Transcribed page data:
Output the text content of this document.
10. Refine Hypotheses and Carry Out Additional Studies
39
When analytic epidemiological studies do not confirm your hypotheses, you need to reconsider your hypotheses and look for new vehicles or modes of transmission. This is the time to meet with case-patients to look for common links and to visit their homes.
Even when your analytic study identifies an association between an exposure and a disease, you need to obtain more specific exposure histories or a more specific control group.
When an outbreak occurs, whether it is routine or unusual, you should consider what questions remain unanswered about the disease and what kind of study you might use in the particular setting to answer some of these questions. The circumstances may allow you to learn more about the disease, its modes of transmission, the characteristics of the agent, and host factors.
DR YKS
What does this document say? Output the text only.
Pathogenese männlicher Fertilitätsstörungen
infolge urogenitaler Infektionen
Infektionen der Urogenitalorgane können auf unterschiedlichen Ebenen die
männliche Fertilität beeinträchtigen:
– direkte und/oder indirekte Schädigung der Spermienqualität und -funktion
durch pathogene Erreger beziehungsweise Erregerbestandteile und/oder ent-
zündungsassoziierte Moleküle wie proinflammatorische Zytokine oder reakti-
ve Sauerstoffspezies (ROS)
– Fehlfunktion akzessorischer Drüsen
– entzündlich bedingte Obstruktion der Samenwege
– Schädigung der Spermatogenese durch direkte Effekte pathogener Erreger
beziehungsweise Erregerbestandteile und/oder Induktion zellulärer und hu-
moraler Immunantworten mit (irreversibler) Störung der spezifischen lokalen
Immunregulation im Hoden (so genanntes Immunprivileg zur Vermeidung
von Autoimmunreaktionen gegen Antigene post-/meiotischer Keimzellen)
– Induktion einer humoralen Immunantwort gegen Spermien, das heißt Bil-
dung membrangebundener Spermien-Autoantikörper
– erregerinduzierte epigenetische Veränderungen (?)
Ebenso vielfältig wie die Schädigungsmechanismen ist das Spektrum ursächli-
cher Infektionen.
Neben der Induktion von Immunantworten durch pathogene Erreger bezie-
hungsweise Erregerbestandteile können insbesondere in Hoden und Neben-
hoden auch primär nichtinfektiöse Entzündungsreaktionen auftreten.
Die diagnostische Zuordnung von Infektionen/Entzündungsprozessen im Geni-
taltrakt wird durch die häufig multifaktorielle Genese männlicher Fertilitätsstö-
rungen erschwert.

--- DIRECTIONS ---
Going through the entries, return every line holding the word "direkte".

--- RESULT FOR THIS TASK ---
– direkte und/oder indirekte Schädigung der Spermienqualität und -funktion
– Schädigung der Spermatogenese durch direkte Effekte pathogener Erreger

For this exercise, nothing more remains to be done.